TASK TO CARRY OUT >>
Exactly repeat the material, dropping every picture from the copy.

-=-=-=-=-

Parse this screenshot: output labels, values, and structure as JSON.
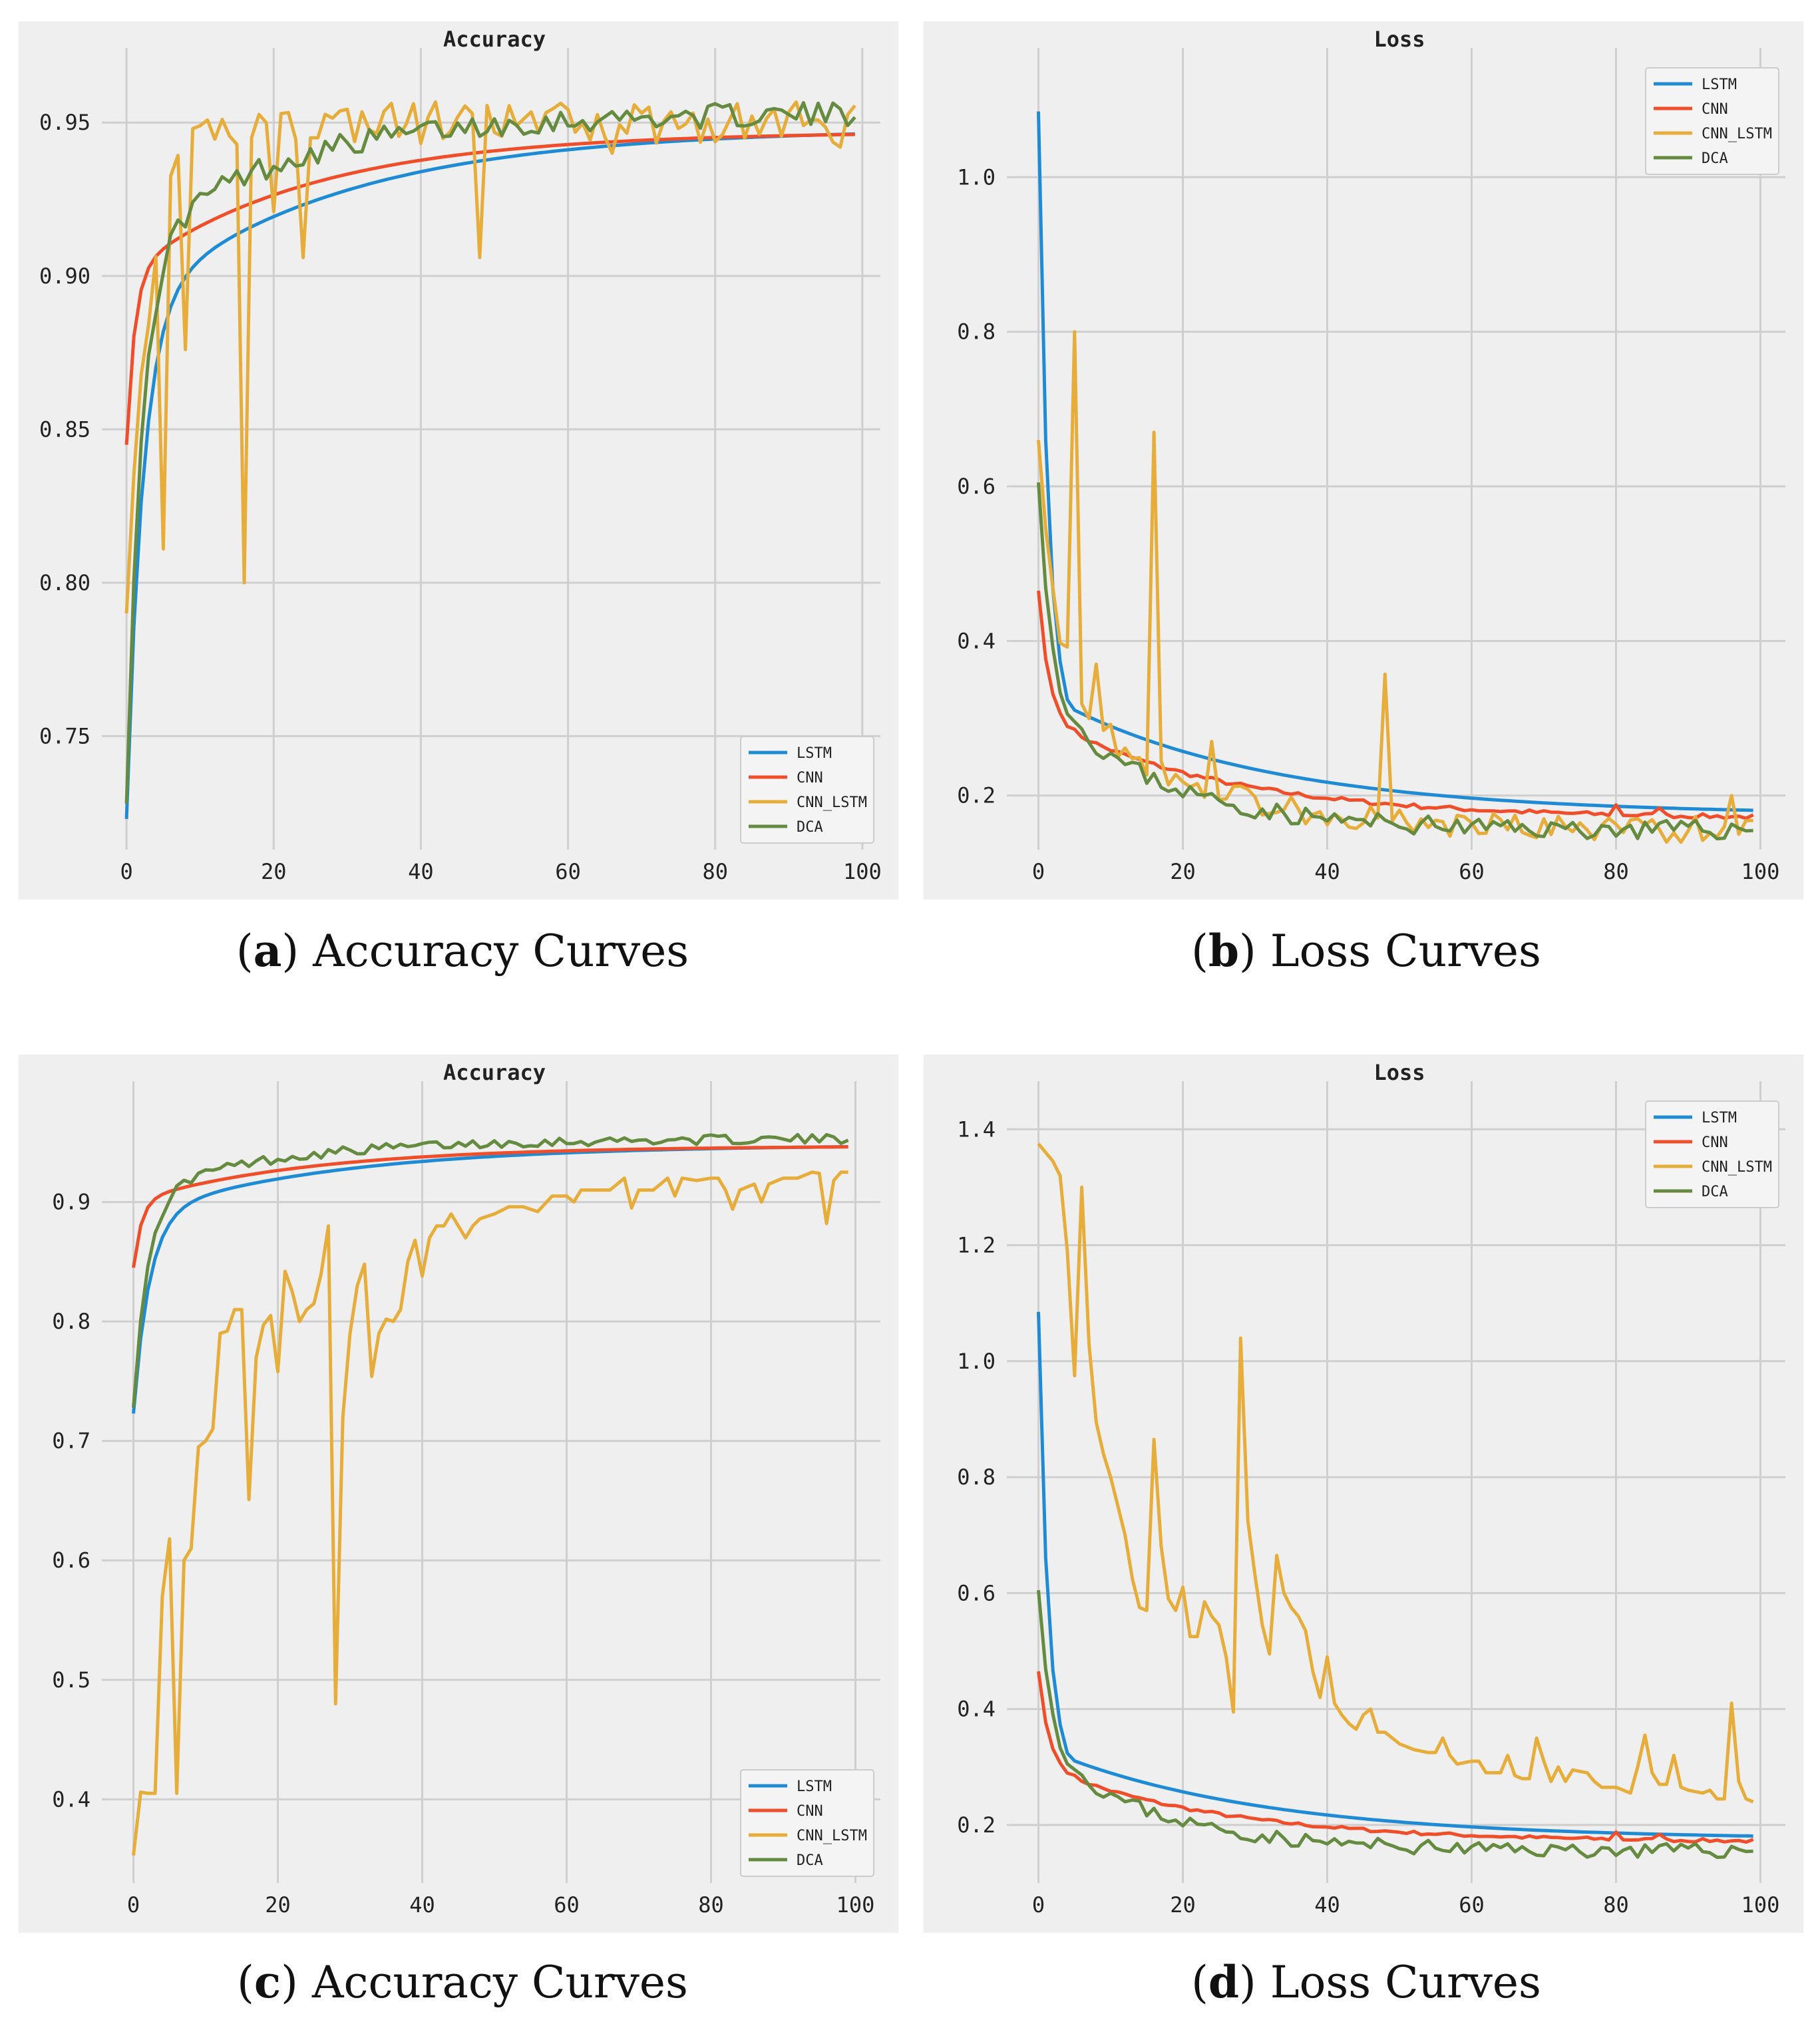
{
  "colors": {
    "LSTM": "#1f8bd4",
    "CNN": "#f04e2b",
    "CNN_LSTM": "#e6ad3a",
    "DCA": "#648b3f",
    "axes_bg": "#efefef",
    "grid": "#cfcfcf"
  },
  "chart_data": [
    {
      "id": "a",
      "type": "line",
      "title": "Accuracy",
      "caption_letter": "a",
      "caption_text": "Accuracy Curves",
      "xlim": [
        -2,
        102
      ],
      "ylim": [
        0.713,
        0.97
      ],
      "xticks": [
        0,
        20,
        40,
        60,
        80,
        100
      ],
      "yticks": [
        0.75,
        0.8,
        0.85,
        0.9,
        0.95
      ],
      "ytick_labels": [
        "0.75",
        "0.80",
        "0.85",
        "0.90",
        "0.95"
      ],
      "legend": "lower-right",
      "series": [
        {
          "name": "LSTM",
          "gen": "acc_lstm"
        },
        {
          "name": "CNN",
          "gen": "acc_cnn"
        },
        {
          "name": "CNN_LSTM",
          "gen": "acc_cnnlstm_a"
        },
        {
          "name": "DCA",
          "gen": "acc_dca"
        }
      ]
    },
    {
      "id": "b",
      "type": "line",
      "title": "Loss",
      "caption_letter": "b",
      "caption_text": "Loss Curves",
      "xlim": [
        -3,
        103
      ],
      "ylim": [
        0.13,
        1.15
      ],
      "xticks": [
        0,
        20,
        40,
        60,
        80,
        100
      ],
      "yticks": [
        0.2,
        0.4,
        0.6,
        0.8,
        1.0
      ],
      "ytick_labels": [
        "0.2",
        "0.4",
        "0.6",
        "0.8",
        "1.0"
      ],
      "legend": "upper-right",
      "series": [
        {
          "name": "LSTM",
          "gen": "loss_lstm"
        },
        {
          "name": "CNN",
          "gen": "loss_cnn"
        },
        {
          "name": "CNN_LSTM",
          "gen": "loss_cnnlstm_b"
        },
        {
          "name": "DCA",
          "gen": "loss_dca"
        }
      ]
    },
    {
      "id": "c",
      "type": "line",
      "title": "Accuracy",
      "caption_letter": "c",
      "caption_text": "Accuracy Curves",
      "xlim": [
        -3,
        103
      ],
      "ylim": [
        0.33,
        0.99
      ],
      "xticks": [
        0,
        20,
        40,
        60,
        80,
        100
      ],
      "yticks": [
        0.4,
        0.5,
        0.6,
        0.7,
        0.8,
        0.9
      ],
      "ytick_labels": [
        "0.4",
        "0.5",
        "0.6",
        "0.7",
        "0.8",
        "0.9"
      ],
      "legend": "lower-right",
      "series": [
        {
          "name": "LSTM",
          "gen": "acc_lstm"
        },
        {
          "name": "CNN",
          "gen": "acc_cnn"
        },
        {
          "name": "CNN_LSTM",
          "gen": "acc_cnnlstm_c"
        },
        {
          "name": "DCA",
          "gen": "acc_dca"
        }
      ]
    },
    {
      "id": "d",
      "type": "line",
      "title": "Loss",
      "caption_letter": "d",
      "caption_text": "Loss Curves",
      "xlim": [
        -3,
        103
      ],
      "ylim": [
        0.1,
        1.46
      ],
      "xticks": [
        0,
        20,
        40,
        60,
        80,
        100
      ],
      "yticks": [
        0.2,
        0.4,
        0.6,
        0.8,
        1.0,
        1.2,
        1.4
      ],
      "ytick_labels": [
        "0.2",
        "0.4",
        "0.6",
        "0.8",
        "1.0",
        "1.2",
        "1.4"
      ],
      "legend": "upper-right",
      "series": [
        {
          "name": "LSTM",
          "gen": "loss_lstm"
        },
        {
          "name": "CNN",
          "gen": "loss_cnn"
        },
        {
          "name": "CNN_LSTM",
          "gen": "loss_cnnlstm_d"
        },
        {
          "name": "DCA",
          "gen": "loss_dca"
        }
      ]
    }
  ]
}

-=-=-=-=-

SOLUTION >>
Parse this screenshot: output labels, values, and structure as JSON.
{
  "colors": {
    "LSTM": "#1f8bd4",
    "CNN": "#f04e2b",
    "CNN_LSTM": "#e6ad3a",
    "DCA": "#648b3f",
    "axes_bg": "#efefef",
    "grid": "#cfcfcf"
  },
  "chart_data": [
    {
      "id": "a",
      "type": "line",
      "title": "Accuracy",
      "caption_letter": "a",
      "caption_text": "Accuracy Curves",
      "xlim": [
        -2,
        102
      ],
      "ylim": [
        0.713,
        0.97
      ],
      "xticks": [
        0,
        20,
        40,
        60,
        80,
        100
      ],
      "yticks": [
        0.75,
        0.8,
        0.85,
        0.9,
        0.95
      ],
      "ytick_labels": [
        "0.75",
        "0.80",
        "0.85",
        "0.90",
        "0.95"
      ],
      "legend": "lower-right",
      "series": [
        {
          "name": "LSTM",
          "gen": "acc_lstm"
        },
        {
          "name": "CNN",
          "gen": "acc_cnn"
        },
        {
          "name": "CNN_LSTM",
          "gen": "acc_cnnlstm_a"
        },
        {
          "name": "DCA",
          "gen": "acc_dca"
        }
      ]
    },
    {
      "id": "b",
      "type": "line",
      "title": "Loss",
      "caption_letter": "b",
      "caption_text": "Loss Curves",
      "xlim": [
        -3,
        103
      ],
      "ylim": [
        0.13,
        1.15
      ],
      "xticks": [
        0,
        20,
        40,
        60,
        80,
        100
      ],
      "yticks": [
        0.2,
        0.4,
        0.6,
        0.8,
        1.0
      ],
      "ytick_labels": [
        "0.2",
        "0.4",
        "0.6",
        "0.8",
        "1.0"
      ],
      "legend": "upper-right",
      "series": [
        {
          "name": "LSTM",
          "gen": "loss_lstm"
        },
        {
          "name": "CNN",
          "gen": "loss_cnn"
        },
        {
          "name": "CNN_LSTM",
          "gen": "loss_cnnlstm_b"
        },
        {
          "name": "DCA",
          "gen": "loss_dca"
        }
      ]
    },
    {
      "id": "c",
      "type": "line",
      "title": "Accuracy",
      "caption_letter": "c",
      "caption_text": "Accuracy Curves",
      "xlim": [
        -3,
        103
      ],
      "ylim": [
        0.33,
        0.99
      ],
      "xticks": [
        0,
        20,
        40,
        60,
        80,
        100
      ],
      "yticks": [
        0.4,
        0.5,
        0.6,
        0.7,
        0.8,
        0.9
      ],
      "ytick_labels": [
        "0.4",
        "0.5",
        "0.6",
        "0.7",
        "0.8",
        "0.9"
      ],
      "legend": "lower-right",
      "series": [
        {
          "name": "LSTM",
          "gen": "acc_lstm"
        },
        {
          "name": "CNN",
          "gen": "acc_cnn"
        },
        {
          "name": "CNN_LSTM",
          "gen": "acc_cnnlstm_c"
        },
        {
          "name": "DCA",
          "gen": "acc_dca"
        }
      ]
    },
    {
      "id": "d",
      "type": "line",
      "title": "Loss",
      "caption_letter": "d",
      "caption_text": "Loss Curves",
      "xlim": [
        -3,
        103
      ],
      "ylim": [
        0.1,
        1.46
      ],
      "xticks": [
        0,
        20,
        40,
        60,
        80,
        100
      ],
      "yticks": [
        0.2,
        0.4,
        0.6,
        0.8,
        1.0,
        1.2,
        1.4
      ],
      "ytick_labels": [
        "0.2",
        "0.4",
        "0.6",
        "0.8",
        "1.0",
        "1.2",
        "1.4"
      ],
      "legend": "upper-right",
      "series": [
        {
          "name": "LSTM",
          "gen": "loss_lstm"
        },
        {
          "name": "CNN",
          "gen": "loss_cnn"
        },
        {
          "name": "CNN_LSTM",
          "gen": "loss_cnnlstm_d"
        },
        {
          "name": "DCA",
          "gen": "loss_dca"
        }
      ]
    }
  ]
}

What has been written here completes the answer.